** Start **

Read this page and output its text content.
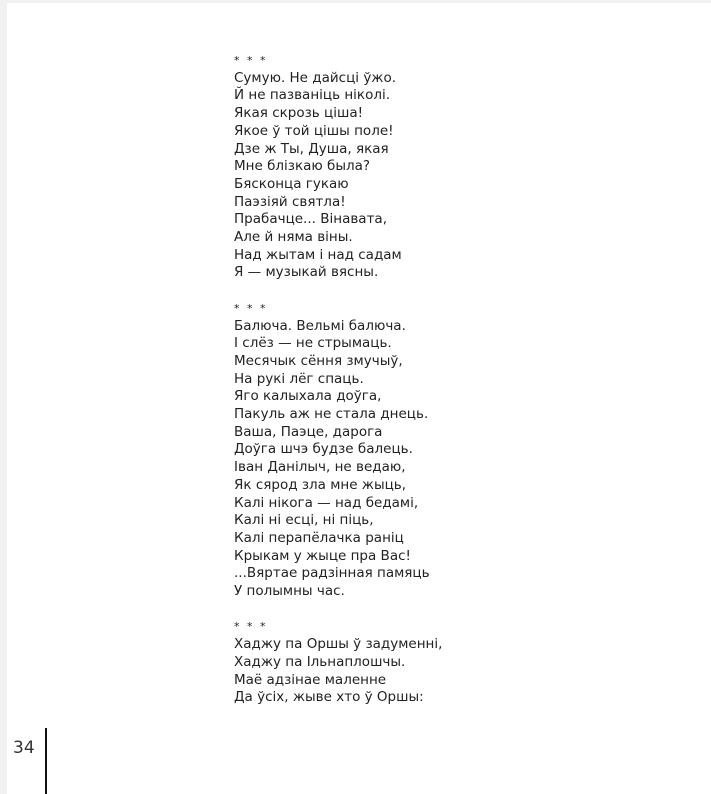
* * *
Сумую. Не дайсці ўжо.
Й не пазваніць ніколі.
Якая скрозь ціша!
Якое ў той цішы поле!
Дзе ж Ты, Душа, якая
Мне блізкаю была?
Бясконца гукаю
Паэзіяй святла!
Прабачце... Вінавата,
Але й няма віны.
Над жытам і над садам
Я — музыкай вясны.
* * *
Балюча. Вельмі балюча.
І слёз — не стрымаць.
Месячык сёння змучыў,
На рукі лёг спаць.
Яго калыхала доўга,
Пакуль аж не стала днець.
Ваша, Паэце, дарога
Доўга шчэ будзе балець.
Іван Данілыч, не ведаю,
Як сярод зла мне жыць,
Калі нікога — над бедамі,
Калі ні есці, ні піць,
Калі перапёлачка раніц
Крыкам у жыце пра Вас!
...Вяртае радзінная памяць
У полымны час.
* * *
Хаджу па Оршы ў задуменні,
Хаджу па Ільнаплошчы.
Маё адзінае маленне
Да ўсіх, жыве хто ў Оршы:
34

** End **

**Aim**. Return, from the data, each line that has the word "Хаджу" in it.

**Correct response**.
Хаджу па Оршы ў задуменні,
Хаджу па Ільнаплошчы.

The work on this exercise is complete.